-- Start of Recorded information --

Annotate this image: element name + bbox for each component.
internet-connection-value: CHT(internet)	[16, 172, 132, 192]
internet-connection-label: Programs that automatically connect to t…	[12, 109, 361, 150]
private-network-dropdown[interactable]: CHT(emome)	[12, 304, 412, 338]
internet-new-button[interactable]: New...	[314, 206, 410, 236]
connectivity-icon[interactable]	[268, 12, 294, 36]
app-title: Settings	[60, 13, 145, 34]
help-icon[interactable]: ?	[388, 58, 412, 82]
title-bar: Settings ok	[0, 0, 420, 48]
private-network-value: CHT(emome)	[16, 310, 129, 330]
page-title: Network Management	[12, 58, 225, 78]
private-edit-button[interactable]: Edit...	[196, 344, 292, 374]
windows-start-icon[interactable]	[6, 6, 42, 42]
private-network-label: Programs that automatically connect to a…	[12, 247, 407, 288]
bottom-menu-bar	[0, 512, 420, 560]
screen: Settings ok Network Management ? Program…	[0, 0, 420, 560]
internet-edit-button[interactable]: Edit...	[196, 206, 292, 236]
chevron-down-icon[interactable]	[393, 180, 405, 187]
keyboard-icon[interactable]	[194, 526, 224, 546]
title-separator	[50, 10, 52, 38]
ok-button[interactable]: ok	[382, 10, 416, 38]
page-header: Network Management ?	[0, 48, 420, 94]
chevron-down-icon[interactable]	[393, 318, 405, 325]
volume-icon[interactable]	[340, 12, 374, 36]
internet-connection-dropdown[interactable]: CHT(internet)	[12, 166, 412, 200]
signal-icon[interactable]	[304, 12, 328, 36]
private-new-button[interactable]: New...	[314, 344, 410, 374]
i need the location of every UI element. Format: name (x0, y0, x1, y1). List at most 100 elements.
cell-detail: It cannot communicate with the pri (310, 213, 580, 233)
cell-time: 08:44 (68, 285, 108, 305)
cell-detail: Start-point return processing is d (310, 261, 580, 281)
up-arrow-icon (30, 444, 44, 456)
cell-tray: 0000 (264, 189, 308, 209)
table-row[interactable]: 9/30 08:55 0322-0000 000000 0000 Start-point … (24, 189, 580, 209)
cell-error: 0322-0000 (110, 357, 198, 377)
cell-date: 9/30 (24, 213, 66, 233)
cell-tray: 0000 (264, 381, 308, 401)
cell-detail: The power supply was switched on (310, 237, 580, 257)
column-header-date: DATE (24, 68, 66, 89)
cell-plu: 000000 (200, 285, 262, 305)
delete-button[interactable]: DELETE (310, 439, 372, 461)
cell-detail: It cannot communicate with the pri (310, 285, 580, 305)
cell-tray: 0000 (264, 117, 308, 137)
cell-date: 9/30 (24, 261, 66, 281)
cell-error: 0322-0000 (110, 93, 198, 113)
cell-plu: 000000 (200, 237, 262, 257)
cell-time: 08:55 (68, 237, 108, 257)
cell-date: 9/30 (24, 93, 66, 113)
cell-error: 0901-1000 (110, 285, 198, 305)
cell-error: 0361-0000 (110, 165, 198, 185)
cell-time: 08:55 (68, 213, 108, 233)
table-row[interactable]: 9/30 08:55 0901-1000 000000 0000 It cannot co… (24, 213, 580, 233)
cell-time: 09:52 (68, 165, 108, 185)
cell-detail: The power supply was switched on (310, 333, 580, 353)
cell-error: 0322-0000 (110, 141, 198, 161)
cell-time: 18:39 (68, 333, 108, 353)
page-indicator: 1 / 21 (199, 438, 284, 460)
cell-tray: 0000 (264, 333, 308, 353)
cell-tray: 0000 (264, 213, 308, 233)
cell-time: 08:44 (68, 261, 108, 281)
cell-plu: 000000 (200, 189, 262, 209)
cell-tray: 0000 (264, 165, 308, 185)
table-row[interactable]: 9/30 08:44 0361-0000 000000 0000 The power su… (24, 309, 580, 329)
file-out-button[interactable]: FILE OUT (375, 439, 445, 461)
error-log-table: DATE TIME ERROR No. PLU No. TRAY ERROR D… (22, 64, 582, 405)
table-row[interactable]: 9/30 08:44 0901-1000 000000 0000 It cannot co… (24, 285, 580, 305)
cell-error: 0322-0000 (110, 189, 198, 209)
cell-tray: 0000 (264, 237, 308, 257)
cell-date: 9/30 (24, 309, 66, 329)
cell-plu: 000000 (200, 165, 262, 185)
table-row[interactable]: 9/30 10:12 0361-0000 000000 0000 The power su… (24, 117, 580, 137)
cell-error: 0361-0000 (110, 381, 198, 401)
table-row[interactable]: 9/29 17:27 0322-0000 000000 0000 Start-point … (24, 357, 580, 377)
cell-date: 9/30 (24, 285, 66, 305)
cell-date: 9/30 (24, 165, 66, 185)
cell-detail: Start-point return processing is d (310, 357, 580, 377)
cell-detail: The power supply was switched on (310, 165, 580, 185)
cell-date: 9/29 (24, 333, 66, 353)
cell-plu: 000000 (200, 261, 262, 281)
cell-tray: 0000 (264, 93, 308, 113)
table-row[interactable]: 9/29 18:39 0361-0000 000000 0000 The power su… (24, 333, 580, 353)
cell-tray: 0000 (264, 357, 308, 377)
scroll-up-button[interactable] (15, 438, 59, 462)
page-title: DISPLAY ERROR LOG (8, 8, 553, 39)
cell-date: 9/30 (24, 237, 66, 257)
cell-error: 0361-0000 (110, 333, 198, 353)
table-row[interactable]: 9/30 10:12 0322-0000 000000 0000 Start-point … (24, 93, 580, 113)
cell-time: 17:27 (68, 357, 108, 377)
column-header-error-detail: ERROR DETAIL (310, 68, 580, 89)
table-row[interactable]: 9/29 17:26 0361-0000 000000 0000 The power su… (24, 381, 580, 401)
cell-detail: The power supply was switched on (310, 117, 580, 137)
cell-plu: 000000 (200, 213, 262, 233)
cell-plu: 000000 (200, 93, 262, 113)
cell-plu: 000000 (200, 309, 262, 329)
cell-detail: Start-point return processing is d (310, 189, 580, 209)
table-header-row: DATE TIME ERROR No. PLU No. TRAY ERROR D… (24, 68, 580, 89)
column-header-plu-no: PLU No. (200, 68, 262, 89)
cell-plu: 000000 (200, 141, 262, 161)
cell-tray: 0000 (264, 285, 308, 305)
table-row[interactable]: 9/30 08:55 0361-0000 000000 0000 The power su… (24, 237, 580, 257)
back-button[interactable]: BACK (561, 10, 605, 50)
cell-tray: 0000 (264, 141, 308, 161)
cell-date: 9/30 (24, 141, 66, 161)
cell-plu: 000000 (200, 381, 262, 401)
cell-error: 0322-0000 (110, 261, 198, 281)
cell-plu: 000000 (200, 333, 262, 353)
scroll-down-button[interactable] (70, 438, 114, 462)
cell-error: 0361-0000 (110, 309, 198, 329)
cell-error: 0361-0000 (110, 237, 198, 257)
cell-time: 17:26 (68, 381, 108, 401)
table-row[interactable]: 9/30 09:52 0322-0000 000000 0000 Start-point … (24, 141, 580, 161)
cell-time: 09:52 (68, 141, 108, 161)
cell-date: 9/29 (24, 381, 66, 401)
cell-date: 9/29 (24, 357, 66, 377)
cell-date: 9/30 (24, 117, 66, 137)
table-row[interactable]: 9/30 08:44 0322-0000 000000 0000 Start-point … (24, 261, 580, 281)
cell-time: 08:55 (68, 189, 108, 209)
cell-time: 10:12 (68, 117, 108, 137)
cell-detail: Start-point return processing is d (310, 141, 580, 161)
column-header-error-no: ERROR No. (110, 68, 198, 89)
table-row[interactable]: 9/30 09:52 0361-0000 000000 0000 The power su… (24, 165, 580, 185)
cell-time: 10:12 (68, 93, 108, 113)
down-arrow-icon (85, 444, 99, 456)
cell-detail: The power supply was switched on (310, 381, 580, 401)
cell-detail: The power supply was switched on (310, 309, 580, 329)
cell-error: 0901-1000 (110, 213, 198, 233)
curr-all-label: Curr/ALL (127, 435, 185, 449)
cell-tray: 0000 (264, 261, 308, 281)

-- End of Recorded information --

» Exercise
Starting at the beginning of the records and ending with the line that contains "internet-connection-label: Programs that", render those lines as a JSON list of strings with one string per line, leaving out blank lines.

» Response
[
  "Annotate this image: element name + bbox for each component.",
  "internet-connection-value: CHT(internet)\t[16, 172, 132, 192]",
  "internet-connection-label: Programs that automatically connect to t…\t[12, 109, 361, 150]"
]